Reproduce all entries precisely as they are written.

#### Stored data:

········

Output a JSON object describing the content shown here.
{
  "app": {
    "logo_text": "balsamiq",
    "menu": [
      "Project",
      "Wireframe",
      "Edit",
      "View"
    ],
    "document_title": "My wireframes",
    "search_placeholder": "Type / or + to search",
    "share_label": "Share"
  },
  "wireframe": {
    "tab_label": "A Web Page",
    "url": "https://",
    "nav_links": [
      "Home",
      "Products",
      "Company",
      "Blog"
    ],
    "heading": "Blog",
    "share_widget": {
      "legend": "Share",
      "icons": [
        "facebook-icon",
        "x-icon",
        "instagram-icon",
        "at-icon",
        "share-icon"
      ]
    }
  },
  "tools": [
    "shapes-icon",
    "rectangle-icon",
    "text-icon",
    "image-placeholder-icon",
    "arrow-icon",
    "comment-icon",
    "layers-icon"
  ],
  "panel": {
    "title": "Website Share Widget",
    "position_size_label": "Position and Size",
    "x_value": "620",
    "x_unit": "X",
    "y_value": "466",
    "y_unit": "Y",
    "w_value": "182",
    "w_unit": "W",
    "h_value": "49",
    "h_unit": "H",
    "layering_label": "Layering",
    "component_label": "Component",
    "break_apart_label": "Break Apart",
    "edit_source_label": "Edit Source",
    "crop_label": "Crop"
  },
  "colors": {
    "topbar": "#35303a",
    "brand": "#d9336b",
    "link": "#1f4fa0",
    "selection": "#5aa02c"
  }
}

········

#### Expected answer:
Output a JSON object describing the content shown here.
{
  "app": {
    "logo_text": "balsamiq",
    "menu": [
      "Project",
      "Wireframe",
      "Edit",
      "View"
    ],
    "document_title": "My wireframes",
    "search_placeholder": "Type / or + to search",
    "share_label": "Share"
  },
  "wireframe": {
    "tab_label": "A Web Page",
    "url": "https://",
    "nav_links": [
      "Home",
      "Products",
      "Company",
      "Blog"
    ],
    "heading": "Blog",
    "share_widget": {
      "legend": "Share",
      "icons": [
        "facebook-icon",
        "x-icon",
        "instagram-icon",
        "at-icon",
        "share-icon"
      ]
    }
  },
  "tools": [
    "shapes-icon",
    "rectangle-icon",
    "text-icon",
    "image-placeholder-icon",
    "arrow-icon",
    "comment-icon",
    "layers-icon"
  ],
  "panel": {
    "title": "Website Share Widget",
    "position_size_label": "Position and Size",
    "x_value": "620",
    "x_unit": "X",
    "y_value": "466",
    "y_unit": "Y",
    "w_value": "182",
    "w_unit": "W",
    "h_value": "49",
    "h_unit": "H",
    "layering_label": "Layering",
    "component_label": "Component",
    "break_apart_label": "Break Apart",
    "edit_source_label": "Edit Source",
    "crop_label": "Crop"
  },
  "colors": {
    "topbar": "#35303a",
    "brand": "#d9336b",
    "link": "#1f4fa0",
    "selection": "#5aa02c"
  }
}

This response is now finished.